Saved entries

****************

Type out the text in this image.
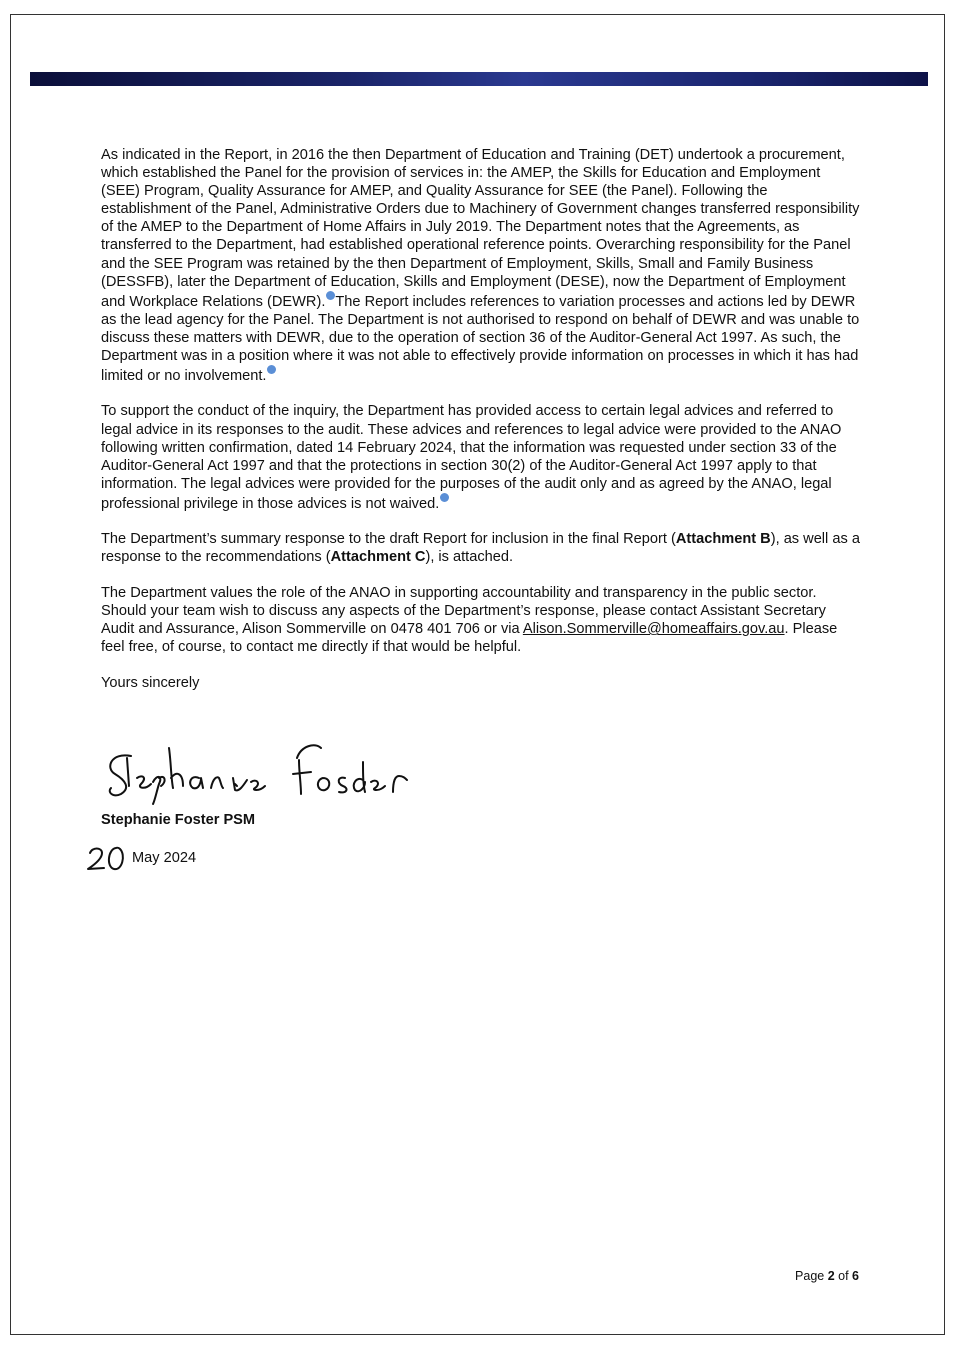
As indicated in the Report, in 2016 the then Department of Education and Training (DET) undertook a procurement, which established the Panel for the provision of services in: the AMEP, the Skills for Education and Employment (SEE) Program, Quality Assurance for AMEP, and Quality Assurance for SEE (the Panel). Following the establishment of the Panel, Administrative Orders due to Machinery of Government changes transferred responsibility of the AMEP to the Department of Home Affairs in July 2019. The Department notes that the Agreements, as transferred to the Department, had established operational reference points. Overarching responsibility for the Panel and the SEE Program was retained by the then Department of Employment, Skills, Small and Family Business (DESSFB), later the Department of Education, Skills and Employment (DESE), now the Department of Employment and Workplace Relations (DEWR). The Report includes references to variation processes and actions led by DEWR as the lead agency for the Panel. The Department is not authorised to respond on behalf of DEWR and was unable to discuss these matters with DEWR, due to the operation of section 36 of the Auditor-General Act 1997. As such, the Department was in a position where it was not able to effectively provide information on processes in which it has had limited or no involvement.

To support the conduct of the inquiry, the Department has provided access to certain legal advices and referred to legal advice in its responses to the audit. These advices and references to legal advice were provided to the ANAO following written confirmation, dated 14 February 2024, that the information was requested under section 33 of the Auditor-General Act 1997 and that the protections in section 30(2) of the Auditor-General Act 1997 apply to that information. The legal advices were provided for the purposes of the audit only and as agreed by the ANAO, legal professional privilege in those advices is not waived.

The Department’s summary response to the draft Report for inclusion in the final Report (Attachment B), as well as a response to the recommendations (Attachment C), is attached.

The Department values the role of the ANAO in supporting accountability and transparency in the public sector. Should your team wish to discuss any aspects of the Department’s response, please contact Assistant Secretary Audit and Assurance, Alison Sommerville on 0478 401 706 or via Alison.Sommerville@homeaffairs.gov.au. Please feel free, of course, to contact me directly if that would be helpful.

Yours sincerely

Stephanie Foster PSM
May 2024
Page 2 of 6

****************

**WRITTEN TASK**: Identify all lines where the word "ANAO" shows up. Copy them.

**RIGHT ANSWER**:
To support the conduct of the inquiry, the Department has provided access to certain legal advices and referred to legal advice in its responses to the audit. These advices and references to legal advice were provided to the ANAO following written confirmation, dated 14 February 2024, that the information was requested under section 33 of the Auditor-General Act 1997 and that the protections in section 30(2) of the Auditor-General Act 1997 apply to that information. The legal advices were provided for the purposes of the audit only and as agreed by the ANAO, legal professional privilege in those advices is not waived.
The Department values the role of the ANAO in supporting accountability and transparency in the public sector. Should your team wish to discuss any aspects of the Department’s response, please contact Assistant Secretary Audit and Assurance, Alison Sommerville on 0478 401 706 or via Alison.Sommerville@homeaffairs.gov.au. Please feel free, of course, to contact me directly if that would be helpful.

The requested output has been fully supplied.